[Data to process]
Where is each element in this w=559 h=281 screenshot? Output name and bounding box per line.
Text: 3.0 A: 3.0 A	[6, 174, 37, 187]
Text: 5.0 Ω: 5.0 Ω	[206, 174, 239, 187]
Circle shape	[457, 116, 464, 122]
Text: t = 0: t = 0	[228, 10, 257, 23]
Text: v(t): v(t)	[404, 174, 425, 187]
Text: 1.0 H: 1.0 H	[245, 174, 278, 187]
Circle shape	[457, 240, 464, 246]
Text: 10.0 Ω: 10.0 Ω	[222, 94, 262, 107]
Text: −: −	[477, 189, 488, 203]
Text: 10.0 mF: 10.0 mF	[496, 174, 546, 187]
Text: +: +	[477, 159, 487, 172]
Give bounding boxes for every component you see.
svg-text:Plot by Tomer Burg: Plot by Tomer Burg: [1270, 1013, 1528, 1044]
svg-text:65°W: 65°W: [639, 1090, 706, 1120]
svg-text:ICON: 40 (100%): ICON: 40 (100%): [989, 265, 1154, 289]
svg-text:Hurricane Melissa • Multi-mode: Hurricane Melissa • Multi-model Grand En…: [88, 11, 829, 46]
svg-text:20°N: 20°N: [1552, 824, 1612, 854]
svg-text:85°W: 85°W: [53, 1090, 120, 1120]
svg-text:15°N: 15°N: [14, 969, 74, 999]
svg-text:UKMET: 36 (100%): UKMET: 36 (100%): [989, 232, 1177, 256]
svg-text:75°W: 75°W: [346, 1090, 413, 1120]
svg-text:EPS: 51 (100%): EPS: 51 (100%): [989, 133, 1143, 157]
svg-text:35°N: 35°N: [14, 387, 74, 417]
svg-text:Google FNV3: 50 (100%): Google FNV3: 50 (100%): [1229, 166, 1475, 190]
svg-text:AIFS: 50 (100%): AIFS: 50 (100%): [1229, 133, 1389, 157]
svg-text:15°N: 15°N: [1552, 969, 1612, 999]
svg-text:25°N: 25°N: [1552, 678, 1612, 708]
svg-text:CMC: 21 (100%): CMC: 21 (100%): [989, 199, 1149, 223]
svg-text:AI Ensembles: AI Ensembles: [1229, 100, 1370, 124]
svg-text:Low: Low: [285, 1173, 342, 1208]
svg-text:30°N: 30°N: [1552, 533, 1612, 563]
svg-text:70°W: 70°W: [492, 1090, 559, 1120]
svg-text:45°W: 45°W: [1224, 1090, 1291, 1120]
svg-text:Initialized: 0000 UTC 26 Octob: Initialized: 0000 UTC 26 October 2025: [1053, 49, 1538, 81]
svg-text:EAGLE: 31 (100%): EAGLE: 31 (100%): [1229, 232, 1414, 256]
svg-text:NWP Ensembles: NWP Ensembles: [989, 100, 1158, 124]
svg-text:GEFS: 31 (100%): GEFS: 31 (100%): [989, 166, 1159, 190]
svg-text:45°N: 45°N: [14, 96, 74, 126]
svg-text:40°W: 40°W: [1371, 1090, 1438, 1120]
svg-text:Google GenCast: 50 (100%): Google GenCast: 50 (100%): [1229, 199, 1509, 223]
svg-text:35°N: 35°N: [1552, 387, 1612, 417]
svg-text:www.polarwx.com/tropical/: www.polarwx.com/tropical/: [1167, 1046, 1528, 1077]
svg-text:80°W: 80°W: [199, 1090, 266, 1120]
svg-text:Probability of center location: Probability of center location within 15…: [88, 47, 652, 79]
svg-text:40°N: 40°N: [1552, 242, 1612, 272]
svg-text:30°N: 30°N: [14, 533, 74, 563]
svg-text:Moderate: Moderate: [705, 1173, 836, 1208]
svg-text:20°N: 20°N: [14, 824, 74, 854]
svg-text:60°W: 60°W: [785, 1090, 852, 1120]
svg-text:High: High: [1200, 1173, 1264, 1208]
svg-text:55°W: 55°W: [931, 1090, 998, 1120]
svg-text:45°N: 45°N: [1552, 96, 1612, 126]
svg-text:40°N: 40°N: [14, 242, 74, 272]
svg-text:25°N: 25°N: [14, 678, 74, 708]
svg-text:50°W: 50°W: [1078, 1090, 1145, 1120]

[Your instructions] Convert every line of the entries above into a Markdown table with the columns Row and Line, numbering the rows in order and omitting any blank lines.

[Reply to the exercise]
| Row | Line |
|---|---|
| 1 | Where is each element in this w=559 h=281 screenshot? Output name and bounding box per line. |
| 2 | Text: 3.0 A: 3.0 A	[6, 174, 37, 187] |
| 3 | Text: 5.0 Ω: 5.0 Ω	[206, 174, 239, 187] |
| 4 | Circle shape	[457, 116, 464, 122] |
| 5 | Text: t = 0: t = 0	[228, 10, 257, 23] |
| 6 | Text: v(t): v(t)	[404, 174, 425, 187] |
| 7 | Text: 1.0 H: 1.0 H	[245, 174, 278, 187] |
| 8 | Circle shape	[457, 240, 464, 246] |
| 9 | Text: 10.0 Ω: 10.0 Ω	[222, 94, 262, 107] |
| 10 | Text: −: −	[477, 189, 488, 203] |
| 11 | Text: 10.0 mF: 10.0 mF	[496, 174, 546, 187] |
| 12 | Text: +: +	[477, 159, 487, 172] |
| 13 | Give bounding boxes for every component you see. |
| 14 | svg-text:Plot by Tomer Burg: Plot by Tomer Burg: [1270, 1013, 1528, 1044] |
| 15 | svg-text:65°W: 65°W: [639, 1090, 706, 1120] |
| 16 | svg-text:ICON: 40 (100%): ICON: 40 (100%): [989, 265, 1154, 289] |
| 17 | svg-text:Hurricane Melissa • Multi-mode: Hurricane Melissa • Multi-model Grand En…: [88, 11, 829, 46] |
| 18 | svg-text:20°N: 20°N: [1552, 824, 1612, 854] |
| 19 | svg-text:85°W: 85°W: [53, 1090, 120, 1120] |
| 20 | svg-text:15°N: 15°N: [14, 969, 74, 999] |
| 21 | svg-text:UKMET: 36 (100%): UKMET: 36 (100%): [989, 232, 1177, 256] |
| 22 | svg-text:75°W: 75°W: [346, 1090, 413, 1120] |
| 23 | svg-text:EPS: 51 (100%): EPS: 51 (100%): [989, 133, 1143, 157] |
| 24 | svg-text:35°N: 35°N: [14, 387, 74, 417] |
| 25 | svg-text:Google FNV3: 50 (100%): Google FNV3: 50 (100%): [1229, 166, 1475, 190] |
| 26 | svg-text:AIFS: 50 (100%): AIFS: 50 (100%): [1229, 133, 1389, 157] |
| 27 | svg-text:15°N: 15°N: [1552, 969, 1612, 999] |
| 28 | svg-text:25°N: 25°N: [1552, 678, 1612, 708] |
| 29 | svg-text:CMC: 21 (100%): CMC: 21 (100%): [989, 199, 1149, 223] |
| 30 | svg-text:AI Ensembles: AI Ensembles: [1229, 100, 1370, 124] |
| 31 | svg-text:Low: Low: [285, 1173, 342, 1208] |
| 32 | svg-text:30°N: 30°N: [1552, 533, 1612, 563] |
| 33 | svg-text:70°W: 70°W: [492, 1090, 559, 1120] |
| 34 | svg-text:45°W: 45°W: [1224, 1090, 1291, 1120] |
| 35 | svg-text:Initialized: 0000 UTC 26 Octob: Initialized: 0000 UTC 26 October 2025: [1053, 49, 1538, 81] |
| 36 | svg-text:EAGLE: 31 (100%): EAGLE: 31 (100%): [1229, 232, 1414, 256] |
| 37 | svg-text:NWP Ensembles: NWP Ensembles: [989, 100, 1158, 124] |
| 38 | svg-text:GEFS: 31 (100%): GEFS: 31 (100%): [989, 166, 1159, 190] |
| 39 | svg-text:45°N: 45°N: [14, 96, 74, 126] |
| 40 | svg-text:40°W: 40°W: [1371, 1090, 1438, 1120] |
| 41 | svg-text:Google GenCast: 50 (100%): Google GenCast: 50 (100%): [1229, 199, 1509, 223] |
| 42 | svg-text:35°N: 35°N: [1552, 387, 1612, 417] |
| 43 | svg-text:www.polarwx.com/tropical/: www.polarwx.com/tropical/: [1167, 1046, 1528, 1077] |
| 44 | svg-text:80°W: 80°W: [199, 1090, 266, 1120] |
| 45 | svg-text:Probability of center location: Probability of center location within 15…: [88, 47, 652, 79] |
| 46 | svg-text:40°N: 40°N: [1552, 242, 1612, 272] |
| 47 | svg-text:30°N: 30°N: [14, 533, 74, 563] |
| 48 | svg-text:Moderate: Moderate: [705, 1173, 836, 1208] |
| 49 | svg-text:20°N: 20°N: [14, 824, 74, 854] |
| 50 | svg-text:60°W: 60°W: [785, 1090, 852, 1120] |
| 51 | svg-text:High: High: [1200, 1173, 1264, 1208] |
| 52 | svg-text:55°W: 55°W: [931, 1090, 998, 1120] |
| 53 | svg-text:45°N: 45°N: [1552, 96, 1612, 126] |
| 54 | svg-text:40°N: 40°N: [14, 242, 74, 272] |
| 55 | svg-text:25°N: 25°N: [14, 678, 74, 708] |
| 56 | svg-text:50°W: 50°W: [1078, 1090, 1145, 1120] |